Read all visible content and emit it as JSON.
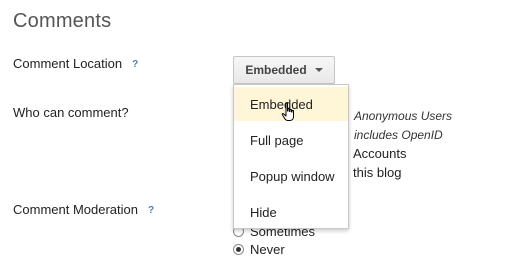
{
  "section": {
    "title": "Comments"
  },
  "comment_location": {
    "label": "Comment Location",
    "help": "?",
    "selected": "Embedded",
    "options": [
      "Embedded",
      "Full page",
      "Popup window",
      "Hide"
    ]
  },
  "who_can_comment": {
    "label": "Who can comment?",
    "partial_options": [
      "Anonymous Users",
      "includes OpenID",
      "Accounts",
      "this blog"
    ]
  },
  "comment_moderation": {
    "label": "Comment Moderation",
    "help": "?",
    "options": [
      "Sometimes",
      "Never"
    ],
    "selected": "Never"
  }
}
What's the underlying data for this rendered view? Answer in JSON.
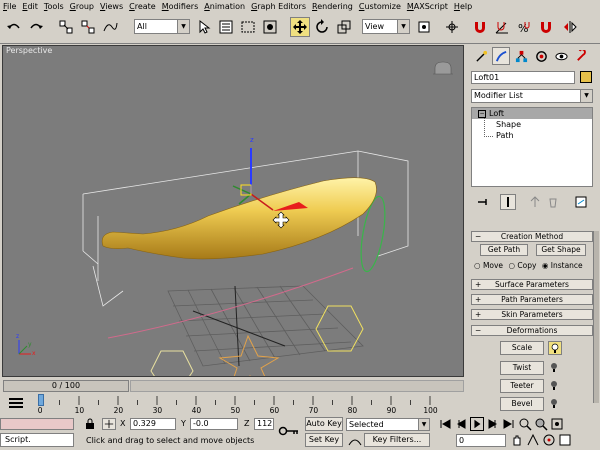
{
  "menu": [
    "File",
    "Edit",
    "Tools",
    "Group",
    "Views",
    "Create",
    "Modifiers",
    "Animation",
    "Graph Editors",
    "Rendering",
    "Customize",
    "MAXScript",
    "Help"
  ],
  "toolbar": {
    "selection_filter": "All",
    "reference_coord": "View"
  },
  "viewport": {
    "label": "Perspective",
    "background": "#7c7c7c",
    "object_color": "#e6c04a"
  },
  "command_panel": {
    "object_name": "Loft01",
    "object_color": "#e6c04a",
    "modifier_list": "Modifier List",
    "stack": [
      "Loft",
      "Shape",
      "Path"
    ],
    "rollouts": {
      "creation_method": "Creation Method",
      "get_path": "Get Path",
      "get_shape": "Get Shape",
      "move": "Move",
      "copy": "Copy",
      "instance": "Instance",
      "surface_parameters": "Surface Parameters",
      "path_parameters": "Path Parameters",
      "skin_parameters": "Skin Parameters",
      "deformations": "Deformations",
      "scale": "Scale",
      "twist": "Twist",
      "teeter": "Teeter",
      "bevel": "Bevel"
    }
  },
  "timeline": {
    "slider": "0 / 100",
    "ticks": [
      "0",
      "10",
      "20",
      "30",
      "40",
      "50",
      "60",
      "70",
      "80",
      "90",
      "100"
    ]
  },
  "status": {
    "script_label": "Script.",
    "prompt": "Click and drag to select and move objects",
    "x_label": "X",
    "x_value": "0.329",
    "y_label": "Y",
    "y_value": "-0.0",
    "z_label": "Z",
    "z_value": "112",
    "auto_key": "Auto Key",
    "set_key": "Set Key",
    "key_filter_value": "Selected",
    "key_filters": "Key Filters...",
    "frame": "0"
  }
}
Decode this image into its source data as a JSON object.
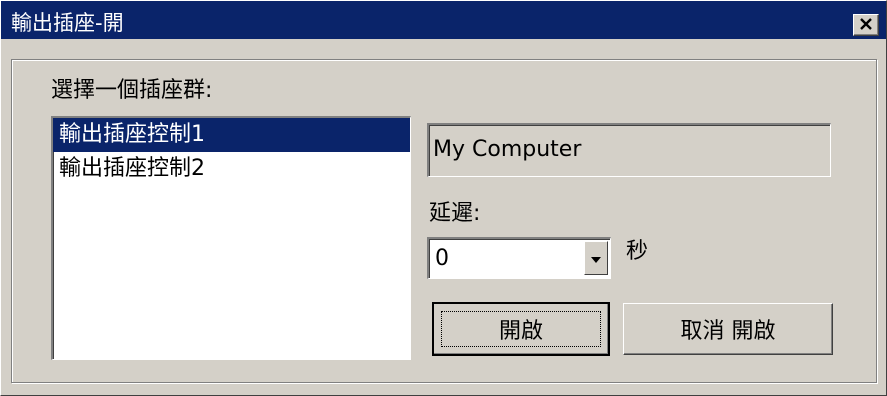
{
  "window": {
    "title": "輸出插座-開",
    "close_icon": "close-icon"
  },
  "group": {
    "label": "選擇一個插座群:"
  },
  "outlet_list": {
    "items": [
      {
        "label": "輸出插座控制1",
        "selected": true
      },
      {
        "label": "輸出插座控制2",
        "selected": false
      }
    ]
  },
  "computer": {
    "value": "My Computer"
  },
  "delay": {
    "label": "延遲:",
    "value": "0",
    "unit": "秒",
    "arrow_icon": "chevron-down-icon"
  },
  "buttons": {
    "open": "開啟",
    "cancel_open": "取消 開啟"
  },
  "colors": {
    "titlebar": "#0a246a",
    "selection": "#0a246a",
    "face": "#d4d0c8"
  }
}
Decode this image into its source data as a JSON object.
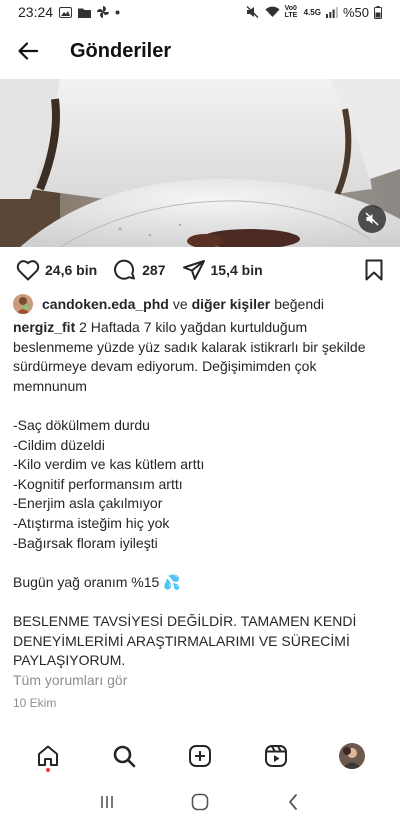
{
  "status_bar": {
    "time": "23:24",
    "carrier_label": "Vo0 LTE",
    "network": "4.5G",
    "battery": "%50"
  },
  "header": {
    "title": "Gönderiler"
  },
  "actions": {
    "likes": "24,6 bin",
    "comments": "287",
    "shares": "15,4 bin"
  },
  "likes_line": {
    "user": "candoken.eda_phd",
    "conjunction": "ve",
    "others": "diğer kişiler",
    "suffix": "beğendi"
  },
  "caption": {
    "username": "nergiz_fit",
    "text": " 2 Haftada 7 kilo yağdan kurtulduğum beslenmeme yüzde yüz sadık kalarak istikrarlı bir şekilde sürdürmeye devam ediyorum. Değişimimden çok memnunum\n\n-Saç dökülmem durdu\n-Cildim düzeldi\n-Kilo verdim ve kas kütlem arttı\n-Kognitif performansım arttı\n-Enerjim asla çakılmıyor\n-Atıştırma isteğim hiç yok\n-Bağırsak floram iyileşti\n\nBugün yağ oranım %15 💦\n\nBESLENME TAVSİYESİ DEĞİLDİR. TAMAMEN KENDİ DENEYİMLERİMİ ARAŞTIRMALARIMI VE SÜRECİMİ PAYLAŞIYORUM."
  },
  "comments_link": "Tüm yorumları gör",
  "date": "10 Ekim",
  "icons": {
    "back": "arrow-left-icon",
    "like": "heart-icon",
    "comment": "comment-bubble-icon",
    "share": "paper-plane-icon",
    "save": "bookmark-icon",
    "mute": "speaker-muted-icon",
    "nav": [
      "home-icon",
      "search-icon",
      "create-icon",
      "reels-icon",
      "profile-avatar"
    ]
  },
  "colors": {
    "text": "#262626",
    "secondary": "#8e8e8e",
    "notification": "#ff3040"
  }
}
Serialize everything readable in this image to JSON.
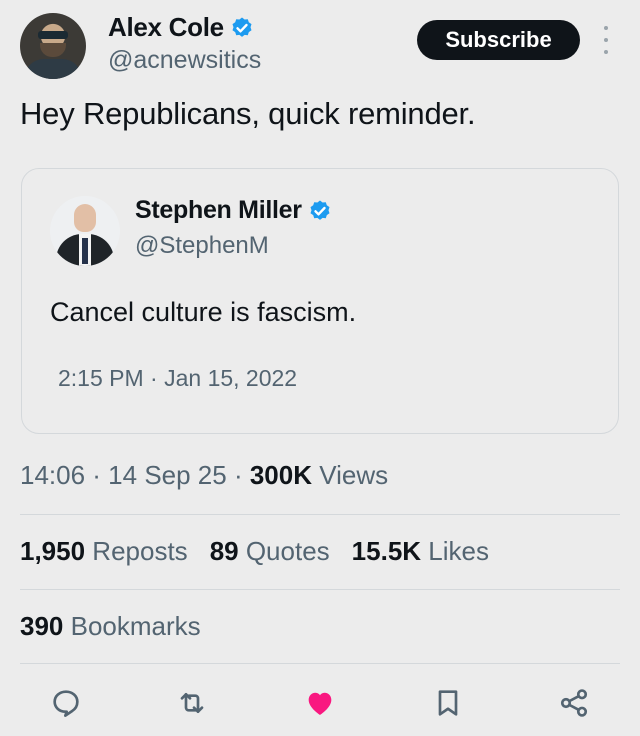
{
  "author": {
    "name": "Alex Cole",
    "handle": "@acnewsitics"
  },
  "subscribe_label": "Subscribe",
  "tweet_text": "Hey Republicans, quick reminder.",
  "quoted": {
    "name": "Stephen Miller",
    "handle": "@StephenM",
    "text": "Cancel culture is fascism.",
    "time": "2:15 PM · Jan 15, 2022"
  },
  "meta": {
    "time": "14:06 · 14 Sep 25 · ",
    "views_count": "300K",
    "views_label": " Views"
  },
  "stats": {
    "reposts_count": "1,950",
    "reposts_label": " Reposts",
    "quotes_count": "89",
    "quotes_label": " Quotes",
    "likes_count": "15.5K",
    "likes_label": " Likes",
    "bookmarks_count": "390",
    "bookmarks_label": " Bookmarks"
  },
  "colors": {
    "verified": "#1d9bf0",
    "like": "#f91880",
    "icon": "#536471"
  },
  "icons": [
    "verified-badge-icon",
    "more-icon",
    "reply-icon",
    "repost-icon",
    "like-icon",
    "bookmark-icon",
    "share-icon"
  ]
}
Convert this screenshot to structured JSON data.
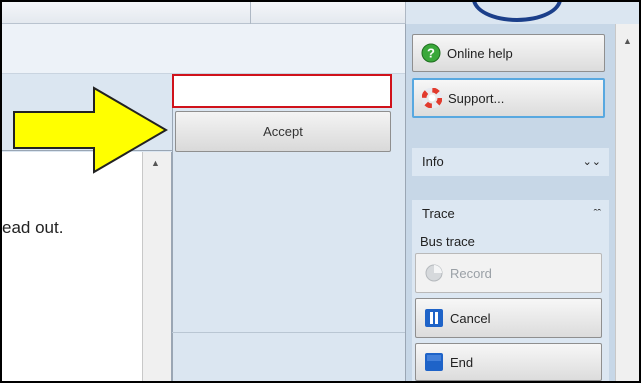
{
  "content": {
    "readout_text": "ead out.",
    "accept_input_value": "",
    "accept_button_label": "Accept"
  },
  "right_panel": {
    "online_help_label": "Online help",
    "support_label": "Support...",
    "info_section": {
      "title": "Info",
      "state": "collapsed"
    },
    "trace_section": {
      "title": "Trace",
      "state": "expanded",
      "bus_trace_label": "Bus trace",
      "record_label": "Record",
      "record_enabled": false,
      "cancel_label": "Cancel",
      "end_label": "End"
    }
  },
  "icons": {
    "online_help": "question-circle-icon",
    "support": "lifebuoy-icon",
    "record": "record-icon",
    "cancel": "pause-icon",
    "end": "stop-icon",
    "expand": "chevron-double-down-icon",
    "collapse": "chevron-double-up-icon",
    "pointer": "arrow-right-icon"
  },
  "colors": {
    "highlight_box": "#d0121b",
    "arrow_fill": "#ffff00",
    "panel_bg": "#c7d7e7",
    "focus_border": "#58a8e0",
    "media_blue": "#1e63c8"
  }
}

⁂

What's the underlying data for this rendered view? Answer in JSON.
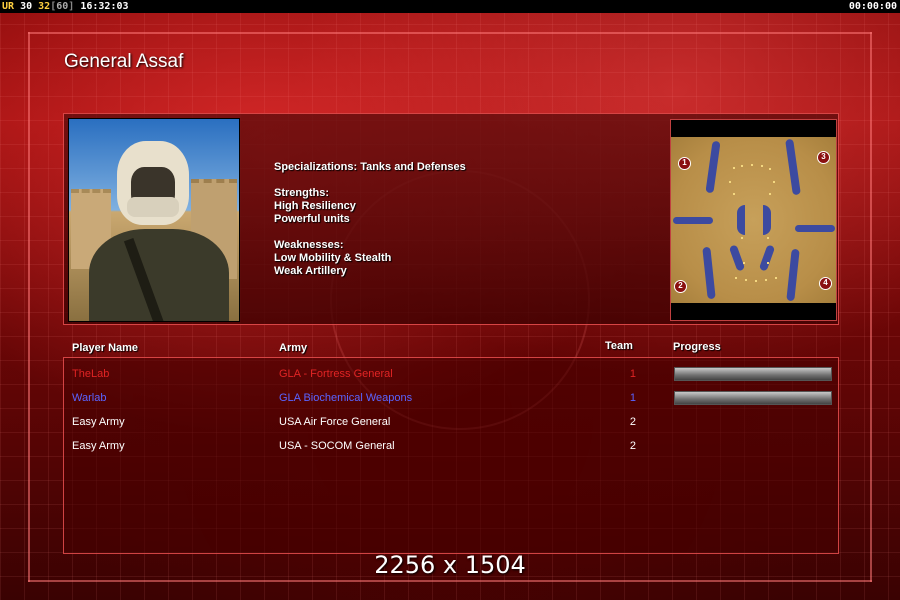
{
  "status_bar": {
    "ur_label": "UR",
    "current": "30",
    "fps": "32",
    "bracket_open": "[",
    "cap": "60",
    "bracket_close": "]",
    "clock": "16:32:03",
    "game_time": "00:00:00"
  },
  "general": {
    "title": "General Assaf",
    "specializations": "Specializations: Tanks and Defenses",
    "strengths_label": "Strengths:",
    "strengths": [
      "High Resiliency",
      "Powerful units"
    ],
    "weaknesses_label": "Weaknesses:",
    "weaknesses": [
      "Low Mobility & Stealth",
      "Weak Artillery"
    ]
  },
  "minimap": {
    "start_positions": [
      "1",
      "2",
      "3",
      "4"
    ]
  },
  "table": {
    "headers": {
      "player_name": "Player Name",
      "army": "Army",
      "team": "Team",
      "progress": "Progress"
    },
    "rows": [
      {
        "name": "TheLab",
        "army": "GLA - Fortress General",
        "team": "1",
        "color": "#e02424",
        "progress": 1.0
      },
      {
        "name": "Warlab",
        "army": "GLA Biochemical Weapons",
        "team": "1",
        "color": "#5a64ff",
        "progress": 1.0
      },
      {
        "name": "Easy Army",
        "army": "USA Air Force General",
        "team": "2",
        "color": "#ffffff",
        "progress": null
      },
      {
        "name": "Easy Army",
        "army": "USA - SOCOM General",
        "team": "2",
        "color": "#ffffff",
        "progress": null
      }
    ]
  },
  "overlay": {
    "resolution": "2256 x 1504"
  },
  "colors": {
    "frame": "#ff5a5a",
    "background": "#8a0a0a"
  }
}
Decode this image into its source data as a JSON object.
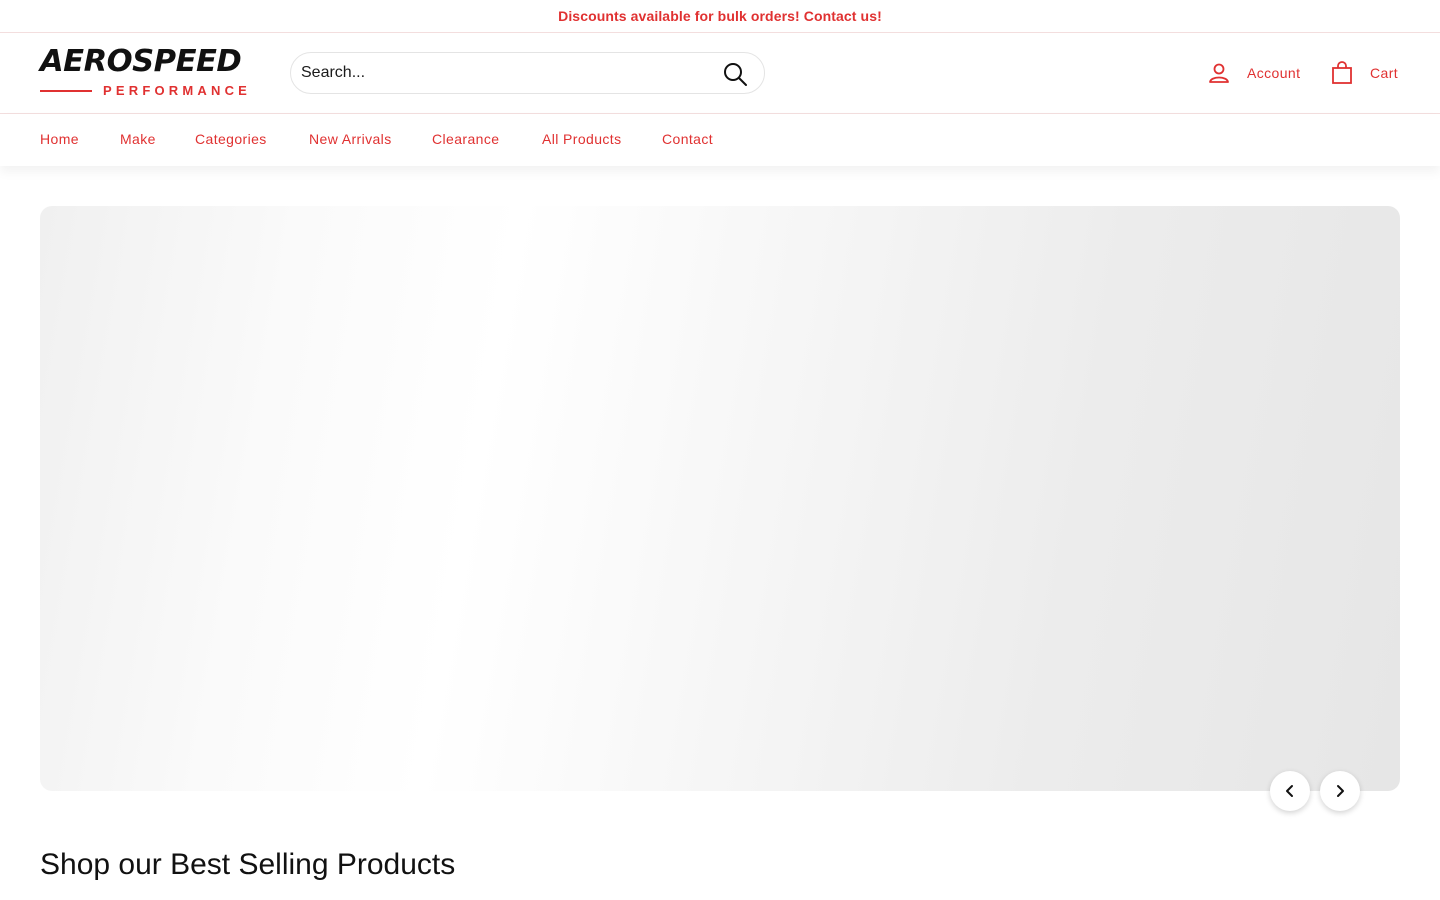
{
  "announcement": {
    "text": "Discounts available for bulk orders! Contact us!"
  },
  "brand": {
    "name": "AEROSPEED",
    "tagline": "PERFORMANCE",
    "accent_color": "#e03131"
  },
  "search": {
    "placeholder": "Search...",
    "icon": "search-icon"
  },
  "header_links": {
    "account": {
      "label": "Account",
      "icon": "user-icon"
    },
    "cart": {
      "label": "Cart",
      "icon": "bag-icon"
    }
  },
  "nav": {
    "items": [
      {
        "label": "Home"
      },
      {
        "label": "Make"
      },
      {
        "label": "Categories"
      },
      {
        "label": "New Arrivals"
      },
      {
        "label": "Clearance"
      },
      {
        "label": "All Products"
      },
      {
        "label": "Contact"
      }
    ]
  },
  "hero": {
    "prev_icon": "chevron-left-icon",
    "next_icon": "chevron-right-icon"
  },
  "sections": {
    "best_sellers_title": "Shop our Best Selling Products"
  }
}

⁂

### Problem to work on
Search the data for "Parameters" and list every line in which it occurs.

### Problem solution
      "surface_parameters": "Surface Parameters",
      "path_parameters": "Path Parameters",
      "skin_parameters": "Skin Parameters",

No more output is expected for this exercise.